Job: Give the number of lines containing the word "into" and nothing more.

Dataset excerpt:

--------------------

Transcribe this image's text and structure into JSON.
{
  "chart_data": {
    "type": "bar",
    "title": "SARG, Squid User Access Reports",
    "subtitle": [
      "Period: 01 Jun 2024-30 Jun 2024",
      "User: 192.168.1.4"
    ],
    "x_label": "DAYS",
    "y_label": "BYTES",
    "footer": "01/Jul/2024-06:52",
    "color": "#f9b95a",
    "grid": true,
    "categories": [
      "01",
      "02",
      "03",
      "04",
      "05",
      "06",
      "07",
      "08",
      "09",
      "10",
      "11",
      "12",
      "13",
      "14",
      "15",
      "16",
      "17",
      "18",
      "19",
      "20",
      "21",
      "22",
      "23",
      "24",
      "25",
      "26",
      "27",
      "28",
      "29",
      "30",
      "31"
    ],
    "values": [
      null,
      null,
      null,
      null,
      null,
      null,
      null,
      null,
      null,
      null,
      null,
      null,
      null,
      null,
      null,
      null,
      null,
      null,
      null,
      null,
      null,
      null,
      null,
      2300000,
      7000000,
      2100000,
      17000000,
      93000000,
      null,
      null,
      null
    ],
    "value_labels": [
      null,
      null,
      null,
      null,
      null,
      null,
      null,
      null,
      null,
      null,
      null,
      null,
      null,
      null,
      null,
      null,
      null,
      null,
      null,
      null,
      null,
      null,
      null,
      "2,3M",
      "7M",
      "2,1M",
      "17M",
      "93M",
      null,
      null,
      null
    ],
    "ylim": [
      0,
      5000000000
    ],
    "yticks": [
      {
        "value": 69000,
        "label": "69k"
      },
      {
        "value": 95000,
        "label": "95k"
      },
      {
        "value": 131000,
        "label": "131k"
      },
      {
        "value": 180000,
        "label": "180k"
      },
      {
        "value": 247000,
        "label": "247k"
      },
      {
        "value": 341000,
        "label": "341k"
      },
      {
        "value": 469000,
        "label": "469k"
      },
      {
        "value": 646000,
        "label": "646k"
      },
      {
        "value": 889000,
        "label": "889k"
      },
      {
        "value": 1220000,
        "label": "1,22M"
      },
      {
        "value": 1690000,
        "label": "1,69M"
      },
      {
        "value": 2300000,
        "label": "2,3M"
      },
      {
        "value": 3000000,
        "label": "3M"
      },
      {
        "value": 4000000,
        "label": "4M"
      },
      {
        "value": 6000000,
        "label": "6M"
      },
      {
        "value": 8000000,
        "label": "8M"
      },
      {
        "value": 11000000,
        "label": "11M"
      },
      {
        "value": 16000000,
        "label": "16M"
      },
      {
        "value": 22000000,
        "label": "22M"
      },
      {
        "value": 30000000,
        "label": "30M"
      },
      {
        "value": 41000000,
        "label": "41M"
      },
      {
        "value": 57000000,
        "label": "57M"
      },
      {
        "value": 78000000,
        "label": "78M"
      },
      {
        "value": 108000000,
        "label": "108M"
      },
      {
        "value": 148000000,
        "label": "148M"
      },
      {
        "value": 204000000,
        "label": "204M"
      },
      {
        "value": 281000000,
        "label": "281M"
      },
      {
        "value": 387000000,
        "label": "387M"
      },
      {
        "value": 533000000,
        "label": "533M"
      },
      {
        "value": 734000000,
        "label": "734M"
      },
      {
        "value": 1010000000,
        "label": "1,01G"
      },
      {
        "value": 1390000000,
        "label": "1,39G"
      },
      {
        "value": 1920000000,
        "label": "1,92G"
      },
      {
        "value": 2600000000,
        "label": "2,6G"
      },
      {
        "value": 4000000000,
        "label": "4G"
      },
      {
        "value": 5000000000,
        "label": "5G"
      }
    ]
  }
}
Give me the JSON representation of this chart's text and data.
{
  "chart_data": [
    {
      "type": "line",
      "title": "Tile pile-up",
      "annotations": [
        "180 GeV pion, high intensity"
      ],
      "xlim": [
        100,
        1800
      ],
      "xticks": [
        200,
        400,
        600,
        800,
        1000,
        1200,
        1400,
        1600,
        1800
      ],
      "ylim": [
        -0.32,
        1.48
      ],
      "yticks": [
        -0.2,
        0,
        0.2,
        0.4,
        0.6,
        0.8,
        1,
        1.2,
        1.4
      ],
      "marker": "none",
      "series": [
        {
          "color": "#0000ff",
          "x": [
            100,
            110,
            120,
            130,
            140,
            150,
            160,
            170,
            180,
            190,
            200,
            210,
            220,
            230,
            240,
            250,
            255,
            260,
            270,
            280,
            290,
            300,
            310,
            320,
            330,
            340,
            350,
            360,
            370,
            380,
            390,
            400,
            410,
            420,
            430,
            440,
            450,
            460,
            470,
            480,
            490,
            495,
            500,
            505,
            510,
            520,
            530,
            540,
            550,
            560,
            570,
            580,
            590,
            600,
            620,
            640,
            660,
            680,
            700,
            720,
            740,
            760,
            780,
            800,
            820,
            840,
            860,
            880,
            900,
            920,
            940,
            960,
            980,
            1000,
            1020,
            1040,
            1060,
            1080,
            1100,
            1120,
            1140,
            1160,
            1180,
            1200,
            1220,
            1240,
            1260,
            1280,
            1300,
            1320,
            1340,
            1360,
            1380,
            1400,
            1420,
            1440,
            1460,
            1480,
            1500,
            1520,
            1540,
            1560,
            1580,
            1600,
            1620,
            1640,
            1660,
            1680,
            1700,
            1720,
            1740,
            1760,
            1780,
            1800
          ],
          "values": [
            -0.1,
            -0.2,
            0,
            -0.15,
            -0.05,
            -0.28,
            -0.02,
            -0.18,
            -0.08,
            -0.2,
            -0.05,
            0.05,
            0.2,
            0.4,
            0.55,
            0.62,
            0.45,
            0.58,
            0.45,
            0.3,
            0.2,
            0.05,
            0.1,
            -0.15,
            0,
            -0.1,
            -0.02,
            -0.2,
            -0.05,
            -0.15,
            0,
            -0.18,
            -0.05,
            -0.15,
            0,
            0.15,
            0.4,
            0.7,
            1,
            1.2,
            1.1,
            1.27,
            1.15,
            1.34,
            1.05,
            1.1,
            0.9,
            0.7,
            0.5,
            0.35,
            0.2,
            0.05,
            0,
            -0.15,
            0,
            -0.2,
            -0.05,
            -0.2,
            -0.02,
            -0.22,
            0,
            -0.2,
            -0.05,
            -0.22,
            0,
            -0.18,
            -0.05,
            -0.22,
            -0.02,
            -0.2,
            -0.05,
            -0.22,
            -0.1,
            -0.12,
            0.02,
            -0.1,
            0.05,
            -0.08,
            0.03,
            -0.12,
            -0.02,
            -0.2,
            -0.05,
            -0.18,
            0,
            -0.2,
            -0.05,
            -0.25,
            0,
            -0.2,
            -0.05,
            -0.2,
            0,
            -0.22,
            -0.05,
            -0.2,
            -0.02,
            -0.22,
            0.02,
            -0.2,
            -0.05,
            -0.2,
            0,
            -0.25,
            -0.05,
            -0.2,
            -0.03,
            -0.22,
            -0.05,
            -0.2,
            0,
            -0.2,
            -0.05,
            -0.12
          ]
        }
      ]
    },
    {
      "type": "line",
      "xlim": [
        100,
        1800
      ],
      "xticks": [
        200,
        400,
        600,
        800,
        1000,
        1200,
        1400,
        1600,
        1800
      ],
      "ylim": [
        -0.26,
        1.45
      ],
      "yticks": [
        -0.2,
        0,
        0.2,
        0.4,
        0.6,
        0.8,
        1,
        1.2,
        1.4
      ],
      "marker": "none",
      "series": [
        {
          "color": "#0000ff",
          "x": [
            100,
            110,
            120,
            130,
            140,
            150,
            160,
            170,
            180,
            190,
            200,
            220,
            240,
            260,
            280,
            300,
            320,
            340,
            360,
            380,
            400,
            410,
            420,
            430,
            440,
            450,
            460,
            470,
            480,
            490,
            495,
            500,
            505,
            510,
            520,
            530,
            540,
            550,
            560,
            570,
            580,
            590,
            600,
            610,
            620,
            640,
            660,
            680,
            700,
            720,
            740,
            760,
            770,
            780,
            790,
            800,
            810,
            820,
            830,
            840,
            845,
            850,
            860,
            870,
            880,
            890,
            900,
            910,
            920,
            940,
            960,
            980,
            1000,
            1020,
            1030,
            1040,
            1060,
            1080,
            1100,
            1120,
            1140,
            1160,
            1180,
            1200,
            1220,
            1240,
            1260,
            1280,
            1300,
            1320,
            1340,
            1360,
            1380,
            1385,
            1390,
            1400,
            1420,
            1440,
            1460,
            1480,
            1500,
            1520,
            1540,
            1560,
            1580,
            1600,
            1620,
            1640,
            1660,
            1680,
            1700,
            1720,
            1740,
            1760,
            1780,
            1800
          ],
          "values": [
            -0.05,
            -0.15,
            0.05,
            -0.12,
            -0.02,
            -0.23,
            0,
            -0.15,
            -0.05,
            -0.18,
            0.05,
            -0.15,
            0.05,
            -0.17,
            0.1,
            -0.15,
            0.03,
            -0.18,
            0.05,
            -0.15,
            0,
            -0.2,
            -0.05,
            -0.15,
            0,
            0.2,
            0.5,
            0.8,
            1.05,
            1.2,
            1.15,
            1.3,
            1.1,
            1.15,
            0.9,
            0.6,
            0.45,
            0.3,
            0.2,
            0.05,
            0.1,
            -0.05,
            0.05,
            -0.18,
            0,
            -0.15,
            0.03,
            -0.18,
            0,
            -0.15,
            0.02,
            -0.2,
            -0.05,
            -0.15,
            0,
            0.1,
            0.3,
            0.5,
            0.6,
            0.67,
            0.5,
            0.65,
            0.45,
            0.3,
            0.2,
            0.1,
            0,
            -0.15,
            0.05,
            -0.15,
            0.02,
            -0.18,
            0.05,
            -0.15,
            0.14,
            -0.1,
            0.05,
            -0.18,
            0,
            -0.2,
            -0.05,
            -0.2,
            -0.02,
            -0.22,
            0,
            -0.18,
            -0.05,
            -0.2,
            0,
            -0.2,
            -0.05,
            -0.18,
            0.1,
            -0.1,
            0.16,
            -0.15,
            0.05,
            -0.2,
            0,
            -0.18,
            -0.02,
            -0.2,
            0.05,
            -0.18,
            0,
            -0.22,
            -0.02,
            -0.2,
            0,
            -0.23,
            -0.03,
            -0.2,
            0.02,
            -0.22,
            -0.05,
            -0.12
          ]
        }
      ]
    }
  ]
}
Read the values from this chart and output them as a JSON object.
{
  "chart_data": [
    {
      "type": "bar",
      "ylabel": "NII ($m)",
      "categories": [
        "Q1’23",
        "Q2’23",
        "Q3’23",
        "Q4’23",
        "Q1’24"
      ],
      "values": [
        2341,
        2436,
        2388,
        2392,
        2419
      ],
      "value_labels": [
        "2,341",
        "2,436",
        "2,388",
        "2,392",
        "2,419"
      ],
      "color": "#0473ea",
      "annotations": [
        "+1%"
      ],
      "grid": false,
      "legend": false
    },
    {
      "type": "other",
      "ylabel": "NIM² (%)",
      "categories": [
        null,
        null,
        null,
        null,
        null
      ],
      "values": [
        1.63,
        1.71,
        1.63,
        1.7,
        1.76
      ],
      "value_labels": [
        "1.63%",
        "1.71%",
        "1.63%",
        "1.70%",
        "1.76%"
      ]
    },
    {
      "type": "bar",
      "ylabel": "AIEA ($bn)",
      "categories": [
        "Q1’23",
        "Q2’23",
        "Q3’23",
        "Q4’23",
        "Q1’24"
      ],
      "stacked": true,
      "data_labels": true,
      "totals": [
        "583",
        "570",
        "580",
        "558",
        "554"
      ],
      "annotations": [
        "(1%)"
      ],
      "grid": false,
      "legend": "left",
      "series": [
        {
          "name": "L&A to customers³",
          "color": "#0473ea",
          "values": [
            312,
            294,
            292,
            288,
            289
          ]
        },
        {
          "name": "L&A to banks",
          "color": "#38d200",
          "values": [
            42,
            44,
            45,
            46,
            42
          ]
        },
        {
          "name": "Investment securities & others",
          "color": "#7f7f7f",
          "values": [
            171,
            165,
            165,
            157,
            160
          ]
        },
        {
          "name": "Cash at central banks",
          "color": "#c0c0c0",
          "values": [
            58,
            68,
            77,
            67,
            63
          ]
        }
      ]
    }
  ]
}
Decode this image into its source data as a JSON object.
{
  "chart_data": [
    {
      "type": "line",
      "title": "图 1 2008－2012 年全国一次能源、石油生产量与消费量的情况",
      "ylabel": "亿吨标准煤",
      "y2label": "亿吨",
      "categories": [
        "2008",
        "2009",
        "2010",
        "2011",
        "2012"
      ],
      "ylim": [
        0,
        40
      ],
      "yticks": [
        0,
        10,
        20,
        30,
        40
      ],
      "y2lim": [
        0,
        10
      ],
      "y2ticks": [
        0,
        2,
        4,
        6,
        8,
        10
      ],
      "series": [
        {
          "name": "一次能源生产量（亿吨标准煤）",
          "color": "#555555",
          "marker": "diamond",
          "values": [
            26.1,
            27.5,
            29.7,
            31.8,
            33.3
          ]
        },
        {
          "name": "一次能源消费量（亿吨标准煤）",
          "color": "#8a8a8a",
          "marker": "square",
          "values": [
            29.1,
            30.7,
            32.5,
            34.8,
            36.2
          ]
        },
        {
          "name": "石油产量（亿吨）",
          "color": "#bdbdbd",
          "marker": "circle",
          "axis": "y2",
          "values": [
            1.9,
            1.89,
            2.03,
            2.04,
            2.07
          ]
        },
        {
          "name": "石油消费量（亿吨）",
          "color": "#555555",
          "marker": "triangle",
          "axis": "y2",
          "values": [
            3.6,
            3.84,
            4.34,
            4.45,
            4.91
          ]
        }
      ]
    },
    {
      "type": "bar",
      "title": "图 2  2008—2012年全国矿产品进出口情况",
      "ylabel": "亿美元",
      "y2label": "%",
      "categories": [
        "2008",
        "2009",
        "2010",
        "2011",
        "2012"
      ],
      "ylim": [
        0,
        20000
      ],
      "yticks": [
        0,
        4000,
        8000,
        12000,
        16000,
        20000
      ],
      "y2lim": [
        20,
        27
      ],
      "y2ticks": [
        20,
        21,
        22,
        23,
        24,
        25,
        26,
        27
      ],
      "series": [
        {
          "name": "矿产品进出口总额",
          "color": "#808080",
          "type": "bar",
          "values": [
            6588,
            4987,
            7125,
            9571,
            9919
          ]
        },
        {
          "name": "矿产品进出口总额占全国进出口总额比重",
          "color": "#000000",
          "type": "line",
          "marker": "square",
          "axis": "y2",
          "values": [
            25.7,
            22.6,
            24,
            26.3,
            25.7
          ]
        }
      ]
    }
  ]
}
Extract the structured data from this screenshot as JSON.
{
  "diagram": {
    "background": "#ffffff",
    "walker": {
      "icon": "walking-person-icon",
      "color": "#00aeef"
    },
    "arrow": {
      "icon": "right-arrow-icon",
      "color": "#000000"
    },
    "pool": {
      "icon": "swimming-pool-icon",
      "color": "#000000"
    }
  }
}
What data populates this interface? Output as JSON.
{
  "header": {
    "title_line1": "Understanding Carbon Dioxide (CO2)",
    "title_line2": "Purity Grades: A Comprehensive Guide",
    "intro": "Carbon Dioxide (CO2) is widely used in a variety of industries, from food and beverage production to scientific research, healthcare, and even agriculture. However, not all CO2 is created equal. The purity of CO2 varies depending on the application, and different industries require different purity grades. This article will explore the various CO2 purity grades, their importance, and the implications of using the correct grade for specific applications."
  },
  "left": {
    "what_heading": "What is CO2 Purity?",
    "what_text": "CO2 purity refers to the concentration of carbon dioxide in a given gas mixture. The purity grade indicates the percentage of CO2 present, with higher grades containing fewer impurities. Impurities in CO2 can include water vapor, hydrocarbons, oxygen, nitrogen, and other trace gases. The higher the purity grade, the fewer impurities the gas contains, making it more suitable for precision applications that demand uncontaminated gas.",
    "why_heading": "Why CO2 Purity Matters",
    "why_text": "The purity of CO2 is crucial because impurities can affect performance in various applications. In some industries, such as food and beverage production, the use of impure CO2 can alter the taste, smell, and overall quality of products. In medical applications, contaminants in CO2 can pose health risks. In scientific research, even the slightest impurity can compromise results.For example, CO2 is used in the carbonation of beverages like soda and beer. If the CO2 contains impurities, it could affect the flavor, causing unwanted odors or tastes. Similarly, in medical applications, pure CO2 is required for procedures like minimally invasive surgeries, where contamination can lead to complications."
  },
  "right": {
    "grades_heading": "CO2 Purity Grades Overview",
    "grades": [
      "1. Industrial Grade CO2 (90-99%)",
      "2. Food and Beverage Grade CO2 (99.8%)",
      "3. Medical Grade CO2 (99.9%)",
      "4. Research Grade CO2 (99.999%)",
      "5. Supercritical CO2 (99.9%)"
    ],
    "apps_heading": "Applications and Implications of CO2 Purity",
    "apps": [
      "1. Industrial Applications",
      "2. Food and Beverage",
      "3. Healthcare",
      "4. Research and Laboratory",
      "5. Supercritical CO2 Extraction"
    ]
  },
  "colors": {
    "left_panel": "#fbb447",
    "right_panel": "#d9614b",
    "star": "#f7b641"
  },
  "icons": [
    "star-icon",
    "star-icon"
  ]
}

--------------------

Exercise answer: 2